The account of their meeting at Miletus is recorded for us in Acts 20: 17-38. When they had all gathered together for this reunion, Paul begins by speaking to his friends and reminiscing with them about their time together:
You yourselves know, from the first day that I set foot in Asia, how I was with you the whole time, serving the Lord with all humility and with tears and with trials, which came upon me through the plots of the Jews; how I did not shrink from declaring to you anything that was profitable, and teaching you publicly and from house to house, solemnly testifying to both Jews and Greeks of repentance toward God and faith in our Lord Jesus Christ (Acts 20:18-21 NAS).
Much that is hidden to us in the words of Paul was not hidden to those who knew Paul. His words brought many remembrances to the people present with him that day in that costal town. We know of some of their experiences together in Ephesus, some of the trials, some of the “plots” of the Jews, but we are like an in-law at the reunion of his spouse’s family. We may be able to identify a little with the “inside” family stories and jokes, but not having grown up with the family, much of it remains outside of our experience.
So it is with us in this reunion at Miletus. When Paul and the others present laughed at some experience they had, we may have laughed, but we may have only done so to be polite. When the people there felt tears welling up in their eyes over some trial that even at that time was very difficult, our eyes may very well have been dry. Had we been present at the actual reunion of Paul and his friends, we may have caught some more of the meaning in what was said, but this was mostly their private time. These were their memories.

→ DATASET EXTRACT

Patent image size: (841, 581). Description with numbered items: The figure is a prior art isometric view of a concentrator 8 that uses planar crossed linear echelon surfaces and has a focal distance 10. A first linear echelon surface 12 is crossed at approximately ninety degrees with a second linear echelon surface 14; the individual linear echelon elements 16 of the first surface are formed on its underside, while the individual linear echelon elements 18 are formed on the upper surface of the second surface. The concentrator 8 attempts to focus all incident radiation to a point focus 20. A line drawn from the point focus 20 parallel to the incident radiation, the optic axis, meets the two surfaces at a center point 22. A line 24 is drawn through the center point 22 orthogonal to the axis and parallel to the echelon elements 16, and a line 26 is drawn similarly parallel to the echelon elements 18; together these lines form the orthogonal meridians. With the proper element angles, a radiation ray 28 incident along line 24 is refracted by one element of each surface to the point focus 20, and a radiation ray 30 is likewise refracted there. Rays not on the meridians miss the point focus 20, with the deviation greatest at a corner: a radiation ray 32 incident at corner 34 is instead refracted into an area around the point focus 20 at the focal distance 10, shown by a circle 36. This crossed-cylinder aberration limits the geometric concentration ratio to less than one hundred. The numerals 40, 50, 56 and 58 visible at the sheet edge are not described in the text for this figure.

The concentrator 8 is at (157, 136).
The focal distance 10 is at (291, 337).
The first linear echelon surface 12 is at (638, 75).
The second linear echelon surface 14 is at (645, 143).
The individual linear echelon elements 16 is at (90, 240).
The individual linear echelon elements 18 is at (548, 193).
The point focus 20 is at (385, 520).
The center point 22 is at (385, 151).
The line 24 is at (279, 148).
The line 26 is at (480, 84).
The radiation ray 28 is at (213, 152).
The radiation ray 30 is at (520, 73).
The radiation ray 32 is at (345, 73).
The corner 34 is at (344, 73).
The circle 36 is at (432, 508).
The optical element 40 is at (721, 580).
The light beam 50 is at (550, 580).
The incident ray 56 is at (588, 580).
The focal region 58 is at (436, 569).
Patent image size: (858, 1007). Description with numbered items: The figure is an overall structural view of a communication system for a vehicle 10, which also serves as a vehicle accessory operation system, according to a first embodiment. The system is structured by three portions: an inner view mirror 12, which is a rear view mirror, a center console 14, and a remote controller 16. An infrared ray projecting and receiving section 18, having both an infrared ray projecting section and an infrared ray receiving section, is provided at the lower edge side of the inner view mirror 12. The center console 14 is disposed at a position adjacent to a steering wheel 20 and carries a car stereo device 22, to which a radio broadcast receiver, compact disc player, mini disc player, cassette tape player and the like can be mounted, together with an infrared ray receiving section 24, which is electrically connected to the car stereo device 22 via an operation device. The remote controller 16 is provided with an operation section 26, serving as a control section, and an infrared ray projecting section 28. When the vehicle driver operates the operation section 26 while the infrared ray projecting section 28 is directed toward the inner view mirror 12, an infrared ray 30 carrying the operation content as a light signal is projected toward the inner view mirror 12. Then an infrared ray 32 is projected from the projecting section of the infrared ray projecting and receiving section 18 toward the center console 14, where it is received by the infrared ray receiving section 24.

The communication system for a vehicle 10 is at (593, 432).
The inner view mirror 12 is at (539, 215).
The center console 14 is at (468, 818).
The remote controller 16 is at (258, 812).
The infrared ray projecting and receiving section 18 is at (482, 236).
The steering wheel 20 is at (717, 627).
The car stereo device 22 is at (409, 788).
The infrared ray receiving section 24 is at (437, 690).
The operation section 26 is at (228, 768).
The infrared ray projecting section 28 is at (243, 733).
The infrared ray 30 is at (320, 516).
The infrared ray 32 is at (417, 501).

→ WHAT THIS EXERCISE ASKS
- 1) Summarize the passage on Paul's reunion at Miletus in two sentences.
- 2) Write the next part of the passage on Paul's reunion at Miletus, starting after its final sentence.

→ RESULTS IN ORDER
- 1) Acts 20:17-38 records Paul's meeting at Miletus, where he opens by reminding his gathered friends how he served the Lord among them in Asia with humility, tears and trials, and how he taught them publicly and from house to house. Much in his words that was plain to those who knew him stays hidden from us, because we are like an in-law at a family reunion: this was mostly their private time, and the memories were theirs.

- 2)
After reminiscing for a few minutes, Paul goes on to tell his friends the purpose of the meeting:
And now, behold, bound in spirit, I am on my way to Jerusalem, not knowing what will happen to me there, except that the Holy Spirit solemnly testifies to me in every city, saying that bonds and afflictions await me. But I do not consider my life of any account as dear to myself, in order that I may finish my course, and the ministry which I received from the Lord Jesus, to testify solemnly of the gospel of the grace of God (Acts 20: 23-24 NAS).
Paul knows that “bonds and afflictions” await him. A few days after this time at Miletus, Paul would be on his journey to Jerusalem. As he would pass through Caesarea, a prophet named Agabus would take Paul’s belt and bind his own hands and feet and say this, “In this way the Jews at Jerusalem will bind the man who owns this belt and deliver him into the hands of the Gentiles” (Acts 21:11 NAS).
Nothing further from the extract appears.